• Supplied entries:
--

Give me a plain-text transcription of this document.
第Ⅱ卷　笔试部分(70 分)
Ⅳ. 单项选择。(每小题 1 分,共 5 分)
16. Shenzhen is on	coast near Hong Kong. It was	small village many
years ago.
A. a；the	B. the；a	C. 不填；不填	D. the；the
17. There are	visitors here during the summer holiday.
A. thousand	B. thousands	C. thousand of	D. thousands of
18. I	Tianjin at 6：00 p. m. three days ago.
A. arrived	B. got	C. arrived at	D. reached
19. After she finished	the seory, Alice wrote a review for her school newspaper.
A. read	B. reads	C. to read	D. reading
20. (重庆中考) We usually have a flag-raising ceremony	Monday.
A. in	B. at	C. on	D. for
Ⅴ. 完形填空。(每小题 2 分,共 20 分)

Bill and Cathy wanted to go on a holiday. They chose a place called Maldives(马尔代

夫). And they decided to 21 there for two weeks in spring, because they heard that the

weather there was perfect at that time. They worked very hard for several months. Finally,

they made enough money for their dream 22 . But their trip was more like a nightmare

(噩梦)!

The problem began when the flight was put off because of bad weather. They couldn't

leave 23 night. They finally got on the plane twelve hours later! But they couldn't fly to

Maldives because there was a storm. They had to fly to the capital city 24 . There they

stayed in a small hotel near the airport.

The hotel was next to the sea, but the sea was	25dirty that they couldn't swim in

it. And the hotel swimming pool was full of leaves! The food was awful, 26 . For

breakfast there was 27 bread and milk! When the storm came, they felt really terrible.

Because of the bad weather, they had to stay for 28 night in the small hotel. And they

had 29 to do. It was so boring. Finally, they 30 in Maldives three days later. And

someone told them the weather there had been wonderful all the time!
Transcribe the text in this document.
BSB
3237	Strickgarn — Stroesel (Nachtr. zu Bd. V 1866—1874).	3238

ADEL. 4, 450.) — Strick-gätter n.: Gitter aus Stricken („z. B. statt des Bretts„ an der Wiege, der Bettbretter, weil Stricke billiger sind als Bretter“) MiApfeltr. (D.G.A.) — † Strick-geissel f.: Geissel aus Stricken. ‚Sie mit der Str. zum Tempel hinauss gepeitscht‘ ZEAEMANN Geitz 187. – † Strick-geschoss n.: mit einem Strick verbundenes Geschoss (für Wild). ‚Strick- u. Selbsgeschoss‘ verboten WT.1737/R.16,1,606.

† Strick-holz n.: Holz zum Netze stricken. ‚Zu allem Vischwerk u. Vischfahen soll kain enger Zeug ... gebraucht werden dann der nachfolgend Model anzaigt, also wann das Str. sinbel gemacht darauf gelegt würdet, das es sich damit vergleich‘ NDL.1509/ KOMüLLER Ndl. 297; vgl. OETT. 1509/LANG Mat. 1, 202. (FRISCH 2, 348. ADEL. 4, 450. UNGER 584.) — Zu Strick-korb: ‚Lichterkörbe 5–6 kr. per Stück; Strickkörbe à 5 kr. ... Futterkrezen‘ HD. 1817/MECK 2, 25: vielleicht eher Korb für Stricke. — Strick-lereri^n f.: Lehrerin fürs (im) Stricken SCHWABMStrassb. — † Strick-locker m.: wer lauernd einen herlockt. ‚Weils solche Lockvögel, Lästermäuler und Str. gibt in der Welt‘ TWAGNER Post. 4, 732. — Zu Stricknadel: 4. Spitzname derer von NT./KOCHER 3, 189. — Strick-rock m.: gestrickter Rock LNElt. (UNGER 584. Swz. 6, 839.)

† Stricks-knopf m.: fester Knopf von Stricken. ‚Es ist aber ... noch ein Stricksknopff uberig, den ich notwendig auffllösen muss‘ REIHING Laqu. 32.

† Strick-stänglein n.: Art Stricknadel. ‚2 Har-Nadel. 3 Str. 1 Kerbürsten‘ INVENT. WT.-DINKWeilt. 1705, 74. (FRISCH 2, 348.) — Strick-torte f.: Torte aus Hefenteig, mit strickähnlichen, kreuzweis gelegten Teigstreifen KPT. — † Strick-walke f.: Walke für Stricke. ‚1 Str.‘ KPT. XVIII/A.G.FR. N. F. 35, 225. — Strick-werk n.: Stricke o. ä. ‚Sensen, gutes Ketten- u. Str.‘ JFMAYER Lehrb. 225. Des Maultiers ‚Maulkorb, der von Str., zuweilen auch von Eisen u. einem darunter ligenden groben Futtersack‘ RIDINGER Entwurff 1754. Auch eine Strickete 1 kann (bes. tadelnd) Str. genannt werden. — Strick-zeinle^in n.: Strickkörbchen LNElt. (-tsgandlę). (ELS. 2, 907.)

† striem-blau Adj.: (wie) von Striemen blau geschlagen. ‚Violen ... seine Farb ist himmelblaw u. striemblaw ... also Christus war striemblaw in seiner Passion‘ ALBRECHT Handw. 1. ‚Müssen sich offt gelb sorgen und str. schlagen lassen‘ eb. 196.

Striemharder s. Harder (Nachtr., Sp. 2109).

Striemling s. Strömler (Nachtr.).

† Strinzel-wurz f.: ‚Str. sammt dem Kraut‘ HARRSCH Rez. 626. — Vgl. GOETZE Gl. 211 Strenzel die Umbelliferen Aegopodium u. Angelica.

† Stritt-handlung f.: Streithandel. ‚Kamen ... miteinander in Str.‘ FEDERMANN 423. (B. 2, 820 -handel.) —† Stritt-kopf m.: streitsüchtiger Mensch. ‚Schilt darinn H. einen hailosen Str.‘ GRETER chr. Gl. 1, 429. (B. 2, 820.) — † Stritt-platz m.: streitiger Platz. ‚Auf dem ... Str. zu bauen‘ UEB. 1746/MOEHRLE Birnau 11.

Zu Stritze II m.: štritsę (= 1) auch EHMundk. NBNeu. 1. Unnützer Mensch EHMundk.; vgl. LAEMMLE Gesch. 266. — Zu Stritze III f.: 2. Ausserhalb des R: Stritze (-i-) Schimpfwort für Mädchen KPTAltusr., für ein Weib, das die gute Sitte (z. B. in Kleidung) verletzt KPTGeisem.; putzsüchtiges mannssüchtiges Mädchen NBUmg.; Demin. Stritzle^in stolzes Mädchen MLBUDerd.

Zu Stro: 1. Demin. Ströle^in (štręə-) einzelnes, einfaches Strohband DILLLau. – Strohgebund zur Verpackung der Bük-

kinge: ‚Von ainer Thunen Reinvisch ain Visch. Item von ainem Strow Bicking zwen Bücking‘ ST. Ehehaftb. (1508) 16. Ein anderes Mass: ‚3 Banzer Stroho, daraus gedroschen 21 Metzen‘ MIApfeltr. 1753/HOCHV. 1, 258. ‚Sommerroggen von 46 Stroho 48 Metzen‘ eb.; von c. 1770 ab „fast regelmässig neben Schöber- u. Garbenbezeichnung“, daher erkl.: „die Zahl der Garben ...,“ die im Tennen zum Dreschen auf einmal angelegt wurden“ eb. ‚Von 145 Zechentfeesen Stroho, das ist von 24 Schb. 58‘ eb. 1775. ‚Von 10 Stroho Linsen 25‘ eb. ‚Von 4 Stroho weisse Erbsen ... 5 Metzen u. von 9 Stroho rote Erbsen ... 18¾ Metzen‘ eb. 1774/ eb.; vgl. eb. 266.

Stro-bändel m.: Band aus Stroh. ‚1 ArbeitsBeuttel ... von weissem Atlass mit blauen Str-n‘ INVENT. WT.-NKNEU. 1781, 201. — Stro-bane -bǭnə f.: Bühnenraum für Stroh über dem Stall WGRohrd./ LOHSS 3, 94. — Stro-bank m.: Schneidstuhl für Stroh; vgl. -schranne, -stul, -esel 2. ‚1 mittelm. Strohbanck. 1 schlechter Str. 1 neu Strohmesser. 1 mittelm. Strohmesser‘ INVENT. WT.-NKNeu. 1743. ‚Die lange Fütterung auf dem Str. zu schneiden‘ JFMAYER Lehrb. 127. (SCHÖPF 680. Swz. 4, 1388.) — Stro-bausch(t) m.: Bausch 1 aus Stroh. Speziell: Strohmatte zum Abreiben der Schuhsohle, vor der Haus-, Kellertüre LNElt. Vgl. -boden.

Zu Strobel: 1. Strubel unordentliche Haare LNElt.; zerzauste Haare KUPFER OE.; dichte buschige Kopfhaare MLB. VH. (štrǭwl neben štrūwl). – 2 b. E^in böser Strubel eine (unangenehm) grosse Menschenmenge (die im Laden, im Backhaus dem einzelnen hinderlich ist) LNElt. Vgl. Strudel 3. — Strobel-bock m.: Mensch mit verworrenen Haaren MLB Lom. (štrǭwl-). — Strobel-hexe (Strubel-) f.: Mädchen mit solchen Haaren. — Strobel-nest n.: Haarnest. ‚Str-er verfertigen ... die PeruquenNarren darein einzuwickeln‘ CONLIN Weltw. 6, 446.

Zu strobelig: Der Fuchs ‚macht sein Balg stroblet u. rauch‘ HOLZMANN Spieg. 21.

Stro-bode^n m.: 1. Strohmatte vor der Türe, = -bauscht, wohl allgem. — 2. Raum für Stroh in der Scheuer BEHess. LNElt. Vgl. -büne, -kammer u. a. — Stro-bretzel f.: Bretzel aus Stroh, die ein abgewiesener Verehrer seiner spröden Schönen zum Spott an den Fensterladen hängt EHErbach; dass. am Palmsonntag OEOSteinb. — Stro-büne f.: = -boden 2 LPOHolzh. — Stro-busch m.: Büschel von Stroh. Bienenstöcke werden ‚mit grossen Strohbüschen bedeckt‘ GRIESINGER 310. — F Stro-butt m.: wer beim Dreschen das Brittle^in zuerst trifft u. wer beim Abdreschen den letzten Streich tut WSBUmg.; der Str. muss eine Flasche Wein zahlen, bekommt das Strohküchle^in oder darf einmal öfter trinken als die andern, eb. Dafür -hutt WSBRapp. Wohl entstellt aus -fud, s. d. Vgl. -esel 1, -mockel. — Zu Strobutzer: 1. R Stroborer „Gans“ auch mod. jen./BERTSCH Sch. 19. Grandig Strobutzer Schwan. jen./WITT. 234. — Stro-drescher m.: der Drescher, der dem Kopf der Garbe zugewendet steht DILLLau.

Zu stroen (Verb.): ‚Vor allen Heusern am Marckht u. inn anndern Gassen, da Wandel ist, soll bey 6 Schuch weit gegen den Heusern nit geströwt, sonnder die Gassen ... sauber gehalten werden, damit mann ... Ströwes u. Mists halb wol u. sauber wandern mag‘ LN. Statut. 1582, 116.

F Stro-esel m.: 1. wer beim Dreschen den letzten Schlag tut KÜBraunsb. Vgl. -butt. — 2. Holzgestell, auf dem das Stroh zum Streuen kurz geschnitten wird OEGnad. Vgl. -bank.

--

• Written exercise:
Show, from the material above, each line that includes the string "storm".

• Answer for the task:
Maldives because there was a storm. They had to fly to the capital city 24 . There they
breakfast there was 27 bread and milk! When the storm came, they felt really terrible.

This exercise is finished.